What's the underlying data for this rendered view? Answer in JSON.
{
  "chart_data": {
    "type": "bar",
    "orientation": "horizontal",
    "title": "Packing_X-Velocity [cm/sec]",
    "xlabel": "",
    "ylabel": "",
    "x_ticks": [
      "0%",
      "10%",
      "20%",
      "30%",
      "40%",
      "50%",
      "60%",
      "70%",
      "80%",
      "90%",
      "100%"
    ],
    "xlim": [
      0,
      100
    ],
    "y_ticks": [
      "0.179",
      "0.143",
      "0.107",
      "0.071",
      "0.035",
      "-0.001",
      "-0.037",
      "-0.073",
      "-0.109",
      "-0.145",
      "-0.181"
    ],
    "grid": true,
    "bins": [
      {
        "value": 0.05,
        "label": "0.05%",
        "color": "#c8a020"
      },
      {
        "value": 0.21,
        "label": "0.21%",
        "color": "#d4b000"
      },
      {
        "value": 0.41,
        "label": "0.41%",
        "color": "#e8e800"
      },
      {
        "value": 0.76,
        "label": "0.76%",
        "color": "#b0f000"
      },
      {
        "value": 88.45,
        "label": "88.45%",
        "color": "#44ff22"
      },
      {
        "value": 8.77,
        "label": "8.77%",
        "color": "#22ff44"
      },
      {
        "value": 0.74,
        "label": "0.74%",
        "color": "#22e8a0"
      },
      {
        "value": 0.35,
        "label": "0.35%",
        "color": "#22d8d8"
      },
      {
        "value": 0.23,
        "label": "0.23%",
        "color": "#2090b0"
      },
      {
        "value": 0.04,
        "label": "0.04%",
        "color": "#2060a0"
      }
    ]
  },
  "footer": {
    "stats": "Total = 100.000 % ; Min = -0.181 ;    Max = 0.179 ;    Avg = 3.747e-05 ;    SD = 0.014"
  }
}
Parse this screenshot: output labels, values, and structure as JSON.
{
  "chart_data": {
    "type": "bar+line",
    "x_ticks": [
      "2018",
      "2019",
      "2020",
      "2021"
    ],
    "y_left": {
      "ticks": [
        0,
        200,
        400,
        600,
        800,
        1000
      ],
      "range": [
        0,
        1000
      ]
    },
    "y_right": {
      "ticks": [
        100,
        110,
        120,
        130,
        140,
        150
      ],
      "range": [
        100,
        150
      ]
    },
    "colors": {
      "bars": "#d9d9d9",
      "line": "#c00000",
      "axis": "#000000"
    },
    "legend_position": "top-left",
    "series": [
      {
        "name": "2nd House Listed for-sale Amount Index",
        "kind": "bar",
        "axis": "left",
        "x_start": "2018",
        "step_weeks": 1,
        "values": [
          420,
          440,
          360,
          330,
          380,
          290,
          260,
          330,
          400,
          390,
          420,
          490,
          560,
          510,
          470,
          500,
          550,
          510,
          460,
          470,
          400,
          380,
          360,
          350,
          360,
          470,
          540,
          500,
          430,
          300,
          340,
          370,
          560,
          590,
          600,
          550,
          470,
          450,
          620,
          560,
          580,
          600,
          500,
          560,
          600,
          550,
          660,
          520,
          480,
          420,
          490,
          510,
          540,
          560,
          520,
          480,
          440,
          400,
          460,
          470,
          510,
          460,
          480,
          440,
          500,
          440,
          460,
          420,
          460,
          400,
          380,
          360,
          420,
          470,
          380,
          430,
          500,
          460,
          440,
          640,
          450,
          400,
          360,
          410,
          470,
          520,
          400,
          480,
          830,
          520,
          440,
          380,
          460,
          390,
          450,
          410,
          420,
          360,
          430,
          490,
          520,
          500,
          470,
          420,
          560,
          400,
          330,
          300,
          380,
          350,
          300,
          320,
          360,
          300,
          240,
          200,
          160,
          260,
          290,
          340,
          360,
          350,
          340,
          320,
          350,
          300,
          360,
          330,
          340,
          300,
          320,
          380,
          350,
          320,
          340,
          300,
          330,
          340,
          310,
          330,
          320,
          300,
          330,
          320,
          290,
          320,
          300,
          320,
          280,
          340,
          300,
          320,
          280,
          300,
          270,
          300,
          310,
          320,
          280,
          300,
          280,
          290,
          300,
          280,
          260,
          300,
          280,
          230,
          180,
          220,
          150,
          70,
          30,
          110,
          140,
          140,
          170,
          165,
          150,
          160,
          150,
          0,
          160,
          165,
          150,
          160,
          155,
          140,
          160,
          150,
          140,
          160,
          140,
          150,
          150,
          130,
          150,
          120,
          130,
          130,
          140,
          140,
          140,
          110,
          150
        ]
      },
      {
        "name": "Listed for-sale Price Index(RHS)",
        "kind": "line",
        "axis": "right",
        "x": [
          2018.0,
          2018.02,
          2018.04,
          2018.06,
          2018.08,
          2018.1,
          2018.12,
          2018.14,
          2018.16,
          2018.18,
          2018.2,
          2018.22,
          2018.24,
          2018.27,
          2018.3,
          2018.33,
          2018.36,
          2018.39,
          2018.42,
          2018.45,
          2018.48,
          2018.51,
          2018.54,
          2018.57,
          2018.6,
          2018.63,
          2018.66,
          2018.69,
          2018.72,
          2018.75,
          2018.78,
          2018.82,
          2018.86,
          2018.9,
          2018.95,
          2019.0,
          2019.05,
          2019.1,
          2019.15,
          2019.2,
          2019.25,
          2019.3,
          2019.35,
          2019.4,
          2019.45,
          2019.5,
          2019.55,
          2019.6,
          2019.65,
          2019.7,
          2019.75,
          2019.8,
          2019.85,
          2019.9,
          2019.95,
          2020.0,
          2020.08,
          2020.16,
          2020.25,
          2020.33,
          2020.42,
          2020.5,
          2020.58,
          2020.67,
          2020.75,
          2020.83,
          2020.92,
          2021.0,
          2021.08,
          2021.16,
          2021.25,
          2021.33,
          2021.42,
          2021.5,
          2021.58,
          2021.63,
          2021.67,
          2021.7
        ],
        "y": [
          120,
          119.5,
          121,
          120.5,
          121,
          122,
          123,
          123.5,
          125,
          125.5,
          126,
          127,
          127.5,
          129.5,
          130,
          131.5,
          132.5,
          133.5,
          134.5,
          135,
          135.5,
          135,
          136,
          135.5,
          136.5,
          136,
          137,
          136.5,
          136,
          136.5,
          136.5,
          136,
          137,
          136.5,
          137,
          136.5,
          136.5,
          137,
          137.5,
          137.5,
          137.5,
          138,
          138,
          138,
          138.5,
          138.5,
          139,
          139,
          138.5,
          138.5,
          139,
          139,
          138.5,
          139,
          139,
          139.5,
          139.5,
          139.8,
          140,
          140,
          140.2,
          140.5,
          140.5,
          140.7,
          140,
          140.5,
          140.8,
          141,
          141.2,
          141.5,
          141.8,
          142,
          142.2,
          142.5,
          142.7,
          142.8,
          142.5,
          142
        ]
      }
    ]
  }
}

++++++++++++++++++++

=== EXERCISE ===
Every line of the records above needs to be given again exactly.

=== RESULT ===
What's the underlying data for this rendered view? Answer in JSON.
{
  "chart_data": {
    "type": "bar",
    "orientation": "horizontal",
    "title": "Packing_X-Velocity [cm/sec]",
    "xlabel": "",
    "ylabel": "",
    "x_ticks": [
      "0%",
      "10%",
      "20%",
      "30%",
      "40%",
      "50%",
      "60%",
      "70%",
      "80%",
      "90%",
      "100%"
    ],
    "xlim": [
      0,
      100
    ],
    "y_ticks": [
      "0.179",
      "0.143",
      "0.107",
      "0.071",
      "0.035",
      "-0.001",
      "-0.037",
      "-0.073",
      "-0.109",
      "-0.145",
      "-0.181"
    ],
    "grid": true,
    "bins": [
      {
        "value": 0.05,
        "label": "0.05%",
        "color": "#c8a020"
      },
      {
        "value": 0.21,
        "label": "0.21%",
        "color": "#d4b000"
      },
      {
        "value": 0.41,
        "label": "0.41%",
        "color": "#e8e800"
      },
      {
        "value": 0.76,
        "label": "0.76%",
        "color": "#b0f000"
      },
      {
        "value": 88.45,
        "label": "88.45%",
        "color": "#44ff22"
      },
      {
        "value": 8.77,
        "label": "8.77%",
        "color": "#22ff44"
      },
      {
        "value": 0.74,
        "label": "0.74%",
        "color": "#22e8a0"
      },
      {
        "value": 0.35,
        "label": "0.35%",
        "color": "#22d8d8"
      },
      {
        "value": 0.23,
        "label": "0.23%",
        "color": "#2090b0"
      },
      {
        "value": 0.04,
        "label": "0.04%",
        "color": "#2060a0"
      }
    ]
  },
  "footer": {
    "stats": "Total = 100.000 % ; Min = -0.181 ;    Max = 0.179 ;    Avg = 3.747e-05 ;    SD = 0.014"
  }
}
Parse this screenshot: output labels, values, and structure as JSON.
{
  "chart_data": {
    "type": "bar+line",
    "x_ticks": [
      "2018",
      "2019",
      "2020",
      "2021"
    ],
    "y_left": {
      "ticks": [
        0,
        200,
        400,
        600,
        800,
        1000
      ],
      "range": [
        0,
        1000
      ]
    },
    "y_right": {
      "ticks": [
        100,
        110,
        120,
        130,
        140,
        150
      ],
      "range": [
        100,
        150
      ]
    },
    "colors": {
      "bars": "#d9d9d9",
      "line": "#c00000",
      "axis": "#000000"
    },
    "legend_position": "top-left",
    "series": [
      {
        "name": "2nd House Listed for-sale Amount Index",
        "kind": "bar",
        "axis": "left",
        "x_start": "2018",
        "step_weeks": 1,
        "values": [
          420,
          440,
          360,
          330,
          380,
          290,
          260,
          330,
          400,
          390,
          420,
          490,
          560,
          510,
          470,
          500,
          550,
          510,
          460,
          470,
          400,
          380,
          360,
          350,
          360,
          470,
          540,
          500,
          430,
          300,
          340,
          370,
          560,
          590,
          600,
          550,
          470,
          450,
          620,
          560,
          580,
          600,
          500,
          560,
          600,
          550,
          660,
          520,
          480,
          420,
          490,
          510,
          540,
          560,
          520,
          480,
          440,
          400,
          460,
          470,
          510,
          460,
          480,
          440,
          500,
          440,
          460,
          420,
          460,
          400,
          380,
          360,
          420,
          470,
          380,
          430,
          500,
          460,
          440,
          640,
          450,
          400,
          360,
          410,
          470,
          520,
          400,
          480,
          830,
          520,
          440,
          380,
          460,
          390,
          450,
          410,
          420,
          360,
          430,
          490,
          520,
          500,
          470,
          420,
          560,
          400,
          330,
          300,
          380,
          350,
          300,
          320,
          360,
          300,
          240,
          200,
          160,
          260,
          290,
          340,
          360,
          350,
          340,
          320,
          350,
          300,
          360,
          330,
          340,
          300,
          320,
          380,
          350,
          320,
          340,
          300,
          330,
          340,
          310,
          330,
          320,
          300,
          330,
          320,
          290,
          320,
          300,
          320,
          280,
          340,
          300,
          320,
          280,
          300,
          270,
          300,
          310,
          320,
          280,
          300,
          280,
          290,
          300,
          280,
          260,
          300,
          280,
          230,
          180,
          220,
          150,
          70,
          30,
          110,
          140,
          140,
          170,
          165,
          150,
          160,
          150,
          0,
          160,
          165,
          150,
          160,
          155,
          140,
          160,
          150,
          140,
          160,
          140,
          150,
          150,
          130,
          150,
          120,
          130,
          130,
          140,
          140,
          140,
          110,
          150
        ]
      },
      {
        "name": "Listed for-sale Price Index(RHS)",
        "kind": "line",
        "axis": "right",
        "x": [
          2018.0,
          2018.02,
          2018.04,
          2018.06,
          2018.08,
          2018.1,
          2018.12,
          2018.14,
          2018.16,
          2018.18,
          2018.2,
          2018.22,
          2018.24,
          2018.27,
          2018.3,
          2018.33,
          2018.36,
          2018.39,
          2018.42,
          2018.45,
          2018.48,
          2018.51,
          2018.54,
          2018.57,
          2018.6,
          2018.63,
          2018.66,
          2018.69,
          2018.72,
          2018.75,
          2018.78,
          2018.82,
          2018.86,
          2018.9,
          2018.95,
          2019.0,
          2019.05,
          2019.1,
          2019.15,
          2019.2,
          2019.25,
          2019.3,
          2019.35,
          2019.4,
          2019.45,
          2019.5,
          2019.55,
          2019.6,
          2019.65,
          2019.7,
          2019.75,
          2019.8,
          2019.85,
          2019.9,
          2019.95,
          2020.0,
          2020.08,
          2020.16,
          2020.25,
          2020.33,
          2020.42,
          2020.5,
          2020.58,
          2020.67,
          2020.75,
          2020.83,
          2020.92,
          2021.0,
          2021.08,
          2021.16,
          2021.25,
          2021.33,
          2021.42,
          2021.5,
          2021.58,
          2021.63,
          2021.67,
          2021.7
        ],
        "y": [
          120,
          119.5,
          121,
          120.5,
          121,
          122,
          123,
          123.5,
          125,
          125.5,
          126,
          127,
          127.5,
          129.5,
          130,
          131.5,
          132.5,
          133.5,
          134.5,
          135,
          135.5,
          135,
          136,
          135.5,
          136.5,
          136,
          137,
          136.5,
          136,
          136.5,
          136.5,
          136,
          137,
          136.5,
          137,
          136.5,
          136.5,
          137,
          137.5,
          137.5,
          137.5,
          138,
          138,
          138,
          138.5,
          138.5,
          139,
          139,
          138.5,
          138.5,
          139,
          139,
          138.5,
          139,
          139,
          139.5,
          139.5,
          139.8,
          140,
          140,
          140.2,
          140.5,
          140.5,
          140.7,
          140,
          140.5,
          140.8,
          141,
          141.2,
          141.5,
          141.8,
          142,
          142.2,
          142.5,
          142.7,
          142.8,
          142.5,
          142
        ]
      }
    ]
  }
}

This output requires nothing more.